[Records provided]
--- start ---

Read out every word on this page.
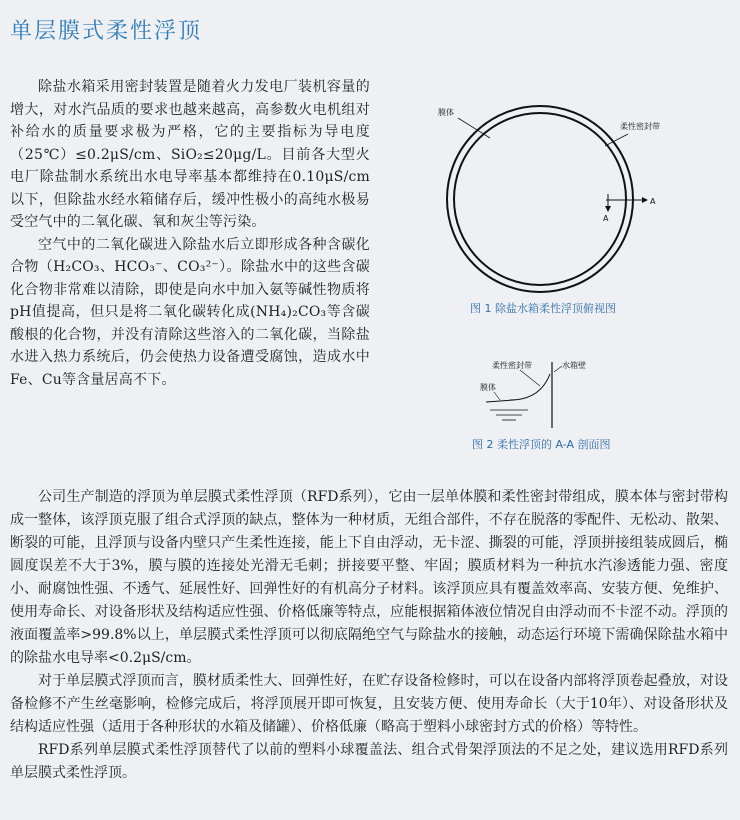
单层膜式柔性浮顶

除盐水箱采用密封装置是随着火力发电厂装机容量的增大，对水汽品质的要求也越来越高，高参数火电机组对补给水的质量要求极为严格，它的主要指标为导电度（25℃）≤0.2μS/cm、SiO₂≤20μg/L。目前各大型火电厂除盐制水系统出水电导率基本都维持在0.10μS/cm以下，但除盐水经水箱储存后，缓冲性极小的高纯水极易受空气中的二氧化碳、氧和灰尘等污染。

空气中的二氧化碳进入除盐水后立即形成各种含碳化合物（H₂CO₃、HCO₃⁻、CO₃²⁻）。除盐水中的这些含碳化合物非常难以清除，即使是向水中加入氨等碱性物质将pH值提高，但只是将二氧化碳转化成(NH₄)₂CO₃等含碳酸根的化合物，并没有清除这些溶入的二氧化碳，当除盐水进入热力系统后，仍会使热力设备遭受腐蚀，造成水中Fe、Cu等含量居高不下。

膜体
柔性密封带
A
A
图 1 除盐水箱柔性浮顶俯视图
柔性密封带	水箱壁
膜体
图 2 柔性浮顶的 A-A 剖面图

公司生产制造的浮顶为单层膜式柔性浮顶（RFD系列），它由一层单体膜和柔性密封带组成，膜本体与密封带构成一整体，该浮顶克服了组合式浮顶的缺点，整体为一种材质，无组合部件，不存在脱落的零配件、无松动、散架、断裂的可能，且浮顶与设备内壁只产生柔性连接，能上下自由浮动，无卡涩、撕裂的可能，浮顶拼接组装成圆后，椭圆度误差不大于3%，膜与膜的连接处光滑无毛刺；拼接要平整、牢固；膜质材料为一种抗水汽渗透能力强、密度小、耐腐蚀性强、不透气、延展性好、回弹性好的有机高分子材料。该浮顶应具有覆盖效率高、安装方便、免维护、使用寿命长、对设备形状及结构适应性强、价格低廉等特点，应能根据箱体液位情况自由浮动而不卡涩不动。浮顶的液面覆盖率>99.8%以上，单层膜式柔性浮顶可以彻底隔绝空气与除盐水的接触，动态运行环境下需确保除盐水箱中的除盐水电导率<0.2μS/cm。

对于单层膜式浮顶而言，膜材质柔性大、回弹性好，在贮存设备检修时，可以在设备内部将浮顶卷起叠放，对设备检修不产生丝毫影响，检修完成后，将浮顶展开即可恢复，且安装方便、使用寿命长（大于10年）、对设备形状及结构适应性强（适用于各种形状的水箱及储罐）、价格低廉（略高于塑料小球密封方式的价格）等特性。

RFD系列单层膜式柔性浮顶替代了以前的塑料小球覆盖法、组合式骨架浮顶法的不足之处，建议选用RFD系列单层膜式柔性浮顶。
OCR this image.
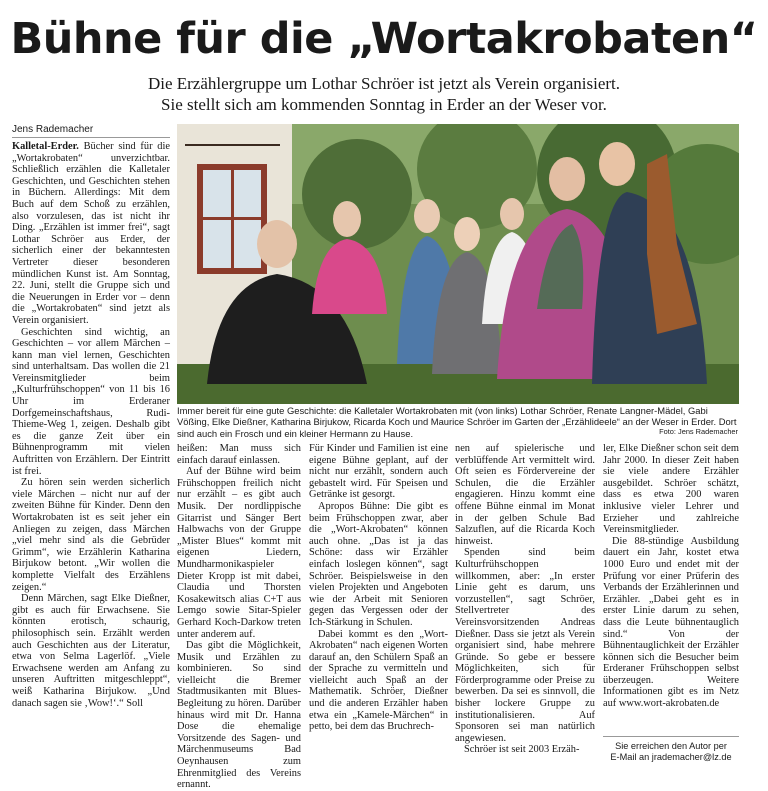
Bühne für die „Wortakrobaten“
Die Erzählergruppe um Lothar Schröer ist jetzt als Verein organisiert.
Sie stellt sich am kommenden Sonntag in Erder an der Weser vor.
Jens Rademacher

Kalletal-Erder. Bücher sind für die „Wortakrobaten“ unverzichtbar. Schließlich erzählen die Kalletaler Geschichten, und Geschichten stehen in Büchern. Allerdings: Mit dem Buch auf dem Schoß zu erzählen, also vorzulesen, das ist nicht ihr Ding. „Erzählen ist immer frei“, sagt Lothar Schröer aus Erder, der sicherlich einer der bekanntesten Vertreter dieser besonderen mündlichen Kunst ist. Am Sonntag, 22. Juni, stellt die Gruppe sich und die Neuerungen in Erder vor – denn die „Wortakrobaten“ sind jetzt als Verein organisiert.

Geschichten sind wichtig, an Geschichten – vor allem Märchen – kann man viel lernen, Geschichten sind unterhaltsam. Das wollen die 21 Vereinsmitglieder beim „Kulturfrühschoppen“ von 11 bis 16 Uhr im Erderaner Dorfgemeinschaftshaus, Rudi-Thieme-Weg 1, zeigen. Deshalb gibt es die ganze Zeit über ein Bühnenprogramm mit vielen Auftritten von Erzählern. Der Eintritt ist frei.

Zu hören sein werden sicherlich viele Märchen – nicht nur auf der zweiten Bühne für Kinder. Denn den Wortakrobaten ist es seit jeher ein Anliegen zu zeigen, dass Märchen „viel mehr sind als die Gebrüder Grimm“, wie Erzählerin Katharina Birjukow betont. „Wir wollen die komplette Vielfalt des Erzählens zeigen.“

Denn Märchen, sagt Elke Dießner, gibt es auch für Erwachsene. Sie könnten erotisch, schaurig, philosophisch sein. Erzählt werden auch Geschichten aus der Literatur, etwa von Selma Lagerlöf. „Viele Erwachsene werden am Anfang zu unseren Auftritten mitgeschleppt“, weiß Katharina Birjukow. „Und danach sagen sie ‚Wow!‘.“ Soll

Immer bereit für eine gute Geschichte: die Kalletaler Wortakrobaten mit (von links) Lothar Schröer, Renate Langner-Mädel, Gabi Vößing, Elke Dießner, Katharina Birjukow, Ricarda Koch und Maurice Schröer im Garten der „Erzählideele“ an der Weser in Erder. Dort sind auch ein Frosch und ein kleiner Hermann zu Hause.	Foto: Jens Rademacher

heißen: Man muss sich einfach darauf einlassen.

Auf der Bühne wird beim Frühschoppen freilich nicht nur erzählt – es gibt auch Musik. Der nordlippische Gitarrist und Sänger Bert Halbwachs von der Gruppe „Mister Blues“ kommt mit eigenen Liedern, Mundharmonikaspieler Dieter Kropp ist mit dabei, Claudia und Thorsten Kosakewitsch alias C+T aus Lemgo sowie Sitar-Spieler Gerhard Koch-Darkow treten unter anderem auf.

Das gibt die Möglichkeit, Musik und Erzählen zu kombinieren. So sind vielleicht die Bremer Stadtmusikanten mit Blues-Begleitung zu hören. Darüber hinaus wird mit Dr. Hanna Dose die ehemalige Vorsitzende des Sagen- und Märchenmuseums Bad Oeynhausen zum Ehrenmitglied des Vereins ernannt.

Für Kinder und Familien ist eine eigene Bühne geplant, auf der nicht nur erzählt, sondern auch gebastelt wird. Für Speisen und Getränke ist gesorgt.

Apropos Bühne: Die gibt es beim Frühschoppen zwar, aber die „Wort-Akrobaten“ können auch ohne. „Das ist ja das Schöne: dass wir Erzähler einfach loslegen können“, sagt Schröer. Beispielsweise in den vielen Projekten und Angeboten wie der Arbeit mit Senioren gegen das Vergessen oder der Ich-Stärkung in Schulen.

Dabei kommt es den „Wort-Akrobaten“ nach eigenen Worten darauf an, den Schülern Spaß an der Sprache zu vermitteln und vielleicht auch Spaß an der Mathematik. Schröer, Dießner und die anderen Erzähler haben etwa ein „Kamele-Märchen“ in petto, bei dem das Bruchrech-

nen auf spielerische und verblüffende Art vermittelt wird. Oft seien es Fördervereine der Schulen, die die Erzähler engagieren. Hinzu kommt eine offene Bühne einmal im Monat in der gelben Schule Bad Salzuflen, auf die Ricarda Koch hinweist.

Spenden sind beim Kulturfrühschoppen willkommen, aber: „In erster Linie geht es darum, uns vorzustellen“, sagt Schröer, Stellvertreter des Vereinsvorsitzenden Andreas Dießner. Dass sie jetzt als Verein organisiert sind, habe mehrere Gründe. So gebe er bessere Möglichkeiten, sich für Förderprogramme oder Preise zu bewerben. Da sei es sinnvoll, die bisher lockere Gruppe zu institutionalisieren. Auf Sponsoren sei man natürlich angewiesen.

Schröer ist seit 2003 Erzäh-

ler, Elke Dießner schon seit dem Jahr 2000. In dieser Zeit haben sie viele andere Erzähler ausgebildet. Schröer schätzt, dass es etwa 200 waren inklusive vieler Lehrer und Erzieher und zahlreiche Vereinsmitglieder.

Die 88-stündige Ausbildung dauert ein Jahr, kostet etwa 1000 Euro und endet mit der Prüfung vor einer Prüferin des Verbands der Erzählerinnen und Erzähler. „Dabei geht es in erster Linie darum zu sehen, dass die Leute bühnentauglich sind.“ Von der Bühnentauglichkeit der Erzähler können sich die Besucher beim Erderaner Frühschoppen selbst überzeugen. Weitere Informationen gibt es im Netz auf www.wort-akrobaten.de

Sie erreichen den Autor per
E-Mail an jrademacher@lz.de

--- end ---

Return, from the data, each line that has the word "Weser" in it.

[The reply]
Sie stellt sich am kommenden Sonntag in Erder an der Weser vor.
Immer bereit für eine gute Geschichte: die Kalletaler Wortakrobaten mit (von links) Lothar Schröer, Renate Langner-Mädel, Gabi Vößing, Elke Dießner, Katharina Birjukow, Ricarda Koch und Maurice Schröer im Garten der „Erzählideele“ an der Weser in Erder. Dort sind auch ein Frosch und ein kleiner Hermann zu Hause.	Foto: Jens Rademacher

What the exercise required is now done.